**TASK**.
Which lines hold the string "been"? Copy every one of them.

**PROVIDED DATA**.
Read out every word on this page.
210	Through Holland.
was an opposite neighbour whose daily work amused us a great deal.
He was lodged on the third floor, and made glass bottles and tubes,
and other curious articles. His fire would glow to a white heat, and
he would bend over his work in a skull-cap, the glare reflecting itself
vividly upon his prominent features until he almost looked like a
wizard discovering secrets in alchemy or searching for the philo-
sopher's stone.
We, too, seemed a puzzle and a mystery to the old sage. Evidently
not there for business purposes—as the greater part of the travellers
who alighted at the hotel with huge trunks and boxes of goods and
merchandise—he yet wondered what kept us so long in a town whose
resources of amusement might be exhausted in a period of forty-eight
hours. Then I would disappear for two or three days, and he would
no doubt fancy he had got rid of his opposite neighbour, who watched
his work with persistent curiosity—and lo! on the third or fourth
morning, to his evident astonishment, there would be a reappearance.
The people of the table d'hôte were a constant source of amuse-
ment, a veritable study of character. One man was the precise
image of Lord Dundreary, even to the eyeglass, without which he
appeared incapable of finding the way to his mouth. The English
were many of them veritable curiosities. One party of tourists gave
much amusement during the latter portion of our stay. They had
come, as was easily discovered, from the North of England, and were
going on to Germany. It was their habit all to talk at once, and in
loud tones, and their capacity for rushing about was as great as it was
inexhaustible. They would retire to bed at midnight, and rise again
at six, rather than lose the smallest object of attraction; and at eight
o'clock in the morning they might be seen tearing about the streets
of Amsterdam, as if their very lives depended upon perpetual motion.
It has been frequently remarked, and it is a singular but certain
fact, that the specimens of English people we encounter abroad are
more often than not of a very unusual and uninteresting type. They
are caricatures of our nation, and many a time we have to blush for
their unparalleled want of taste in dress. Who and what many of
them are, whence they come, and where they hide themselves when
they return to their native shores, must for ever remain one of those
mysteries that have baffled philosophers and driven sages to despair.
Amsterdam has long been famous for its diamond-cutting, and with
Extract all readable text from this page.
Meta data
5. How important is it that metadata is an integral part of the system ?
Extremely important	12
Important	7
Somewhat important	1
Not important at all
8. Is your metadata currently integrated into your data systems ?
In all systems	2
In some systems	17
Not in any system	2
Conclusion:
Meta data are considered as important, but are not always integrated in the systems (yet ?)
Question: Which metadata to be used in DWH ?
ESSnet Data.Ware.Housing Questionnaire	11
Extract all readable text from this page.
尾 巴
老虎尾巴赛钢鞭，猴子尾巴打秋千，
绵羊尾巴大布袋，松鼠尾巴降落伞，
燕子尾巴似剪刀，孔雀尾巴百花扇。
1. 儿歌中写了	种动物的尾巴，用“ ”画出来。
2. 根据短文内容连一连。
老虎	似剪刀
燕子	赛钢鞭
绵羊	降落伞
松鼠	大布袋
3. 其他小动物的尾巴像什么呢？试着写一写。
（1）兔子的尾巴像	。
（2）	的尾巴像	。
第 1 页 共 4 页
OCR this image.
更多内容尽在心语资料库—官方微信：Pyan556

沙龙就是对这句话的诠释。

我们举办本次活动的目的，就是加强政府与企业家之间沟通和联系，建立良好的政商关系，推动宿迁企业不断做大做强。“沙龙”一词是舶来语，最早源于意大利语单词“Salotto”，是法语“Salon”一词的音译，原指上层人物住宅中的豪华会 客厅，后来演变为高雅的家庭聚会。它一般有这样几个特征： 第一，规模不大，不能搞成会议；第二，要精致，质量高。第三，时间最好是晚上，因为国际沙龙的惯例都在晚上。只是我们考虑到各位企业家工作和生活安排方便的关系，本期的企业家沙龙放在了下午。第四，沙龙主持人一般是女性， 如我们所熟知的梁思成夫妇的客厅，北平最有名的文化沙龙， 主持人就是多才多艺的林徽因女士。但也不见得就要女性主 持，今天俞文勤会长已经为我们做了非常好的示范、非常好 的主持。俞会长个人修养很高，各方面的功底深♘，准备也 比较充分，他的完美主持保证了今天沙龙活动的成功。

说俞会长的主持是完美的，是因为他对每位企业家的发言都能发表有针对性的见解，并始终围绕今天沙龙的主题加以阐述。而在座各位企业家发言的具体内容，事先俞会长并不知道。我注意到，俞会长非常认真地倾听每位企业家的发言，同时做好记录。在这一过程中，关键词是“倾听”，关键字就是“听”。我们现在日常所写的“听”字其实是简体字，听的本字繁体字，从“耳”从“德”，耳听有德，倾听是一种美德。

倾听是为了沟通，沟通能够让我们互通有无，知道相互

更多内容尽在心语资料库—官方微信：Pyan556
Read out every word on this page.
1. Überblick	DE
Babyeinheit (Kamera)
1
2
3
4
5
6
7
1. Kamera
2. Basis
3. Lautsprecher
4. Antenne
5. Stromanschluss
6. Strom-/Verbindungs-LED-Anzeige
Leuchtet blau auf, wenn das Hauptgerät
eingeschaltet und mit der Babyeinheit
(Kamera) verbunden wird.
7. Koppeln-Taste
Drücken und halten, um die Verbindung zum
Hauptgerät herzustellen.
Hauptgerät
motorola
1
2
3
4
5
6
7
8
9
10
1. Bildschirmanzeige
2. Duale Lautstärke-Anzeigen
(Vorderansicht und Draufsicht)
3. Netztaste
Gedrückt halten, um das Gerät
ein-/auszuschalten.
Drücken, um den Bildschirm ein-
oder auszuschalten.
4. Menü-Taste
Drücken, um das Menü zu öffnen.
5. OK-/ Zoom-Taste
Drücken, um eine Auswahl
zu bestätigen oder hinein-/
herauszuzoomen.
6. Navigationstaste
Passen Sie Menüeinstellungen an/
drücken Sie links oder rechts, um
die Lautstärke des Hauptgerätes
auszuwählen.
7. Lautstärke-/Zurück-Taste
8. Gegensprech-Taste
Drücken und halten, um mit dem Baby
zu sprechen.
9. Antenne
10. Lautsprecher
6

**FINAL RESULT**.
It has been frequently remarked, and it is a singular but certain
Amsterdam has long been famous for its diamond-cutting, and with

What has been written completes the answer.